- **EXERCISE DESCRIPTION**
Search the data for the string "skills" and extract every line where it appears.

- **SUPPLIED MATERIAL**

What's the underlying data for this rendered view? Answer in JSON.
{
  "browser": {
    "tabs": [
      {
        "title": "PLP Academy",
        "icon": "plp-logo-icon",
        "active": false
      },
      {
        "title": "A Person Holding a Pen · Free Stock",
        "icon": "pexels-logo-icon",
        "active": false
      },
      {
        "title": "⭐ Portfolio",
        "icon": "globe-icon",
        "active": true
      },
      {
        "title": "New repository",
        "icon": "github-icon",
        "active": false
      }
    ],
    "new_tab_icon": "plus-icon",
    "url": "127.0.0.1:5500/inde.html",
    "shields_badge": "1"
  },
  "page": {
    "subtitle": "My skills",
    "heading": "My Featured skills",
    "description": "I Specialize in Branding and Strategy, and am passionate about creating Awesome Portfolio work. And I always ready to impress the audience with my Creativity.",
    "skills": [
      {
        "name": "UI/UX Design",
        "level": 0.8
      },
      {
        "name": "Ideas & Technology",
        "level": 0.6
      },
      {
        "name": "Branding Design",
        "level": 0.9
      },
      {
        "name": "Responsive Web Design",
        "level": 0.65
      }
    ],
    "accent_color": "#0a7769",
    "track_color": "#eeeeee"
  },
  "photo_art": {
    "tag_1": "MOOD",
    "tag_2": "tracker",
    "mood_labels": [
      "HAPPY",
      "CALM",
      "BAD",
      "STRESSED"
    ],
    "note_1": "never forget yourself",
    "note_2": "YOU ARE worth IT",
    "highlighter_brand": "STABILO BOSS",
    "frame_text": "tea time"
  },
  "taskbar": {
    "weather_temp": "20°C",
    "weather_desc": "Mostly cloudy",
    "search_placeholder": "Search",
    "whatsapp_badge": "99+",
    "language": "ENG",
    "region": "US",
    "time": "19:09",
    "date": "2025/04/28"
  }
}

- **ANSWER**
    "subtitle": "My skills",
    "heading": "My Featured skills",
    "skills": [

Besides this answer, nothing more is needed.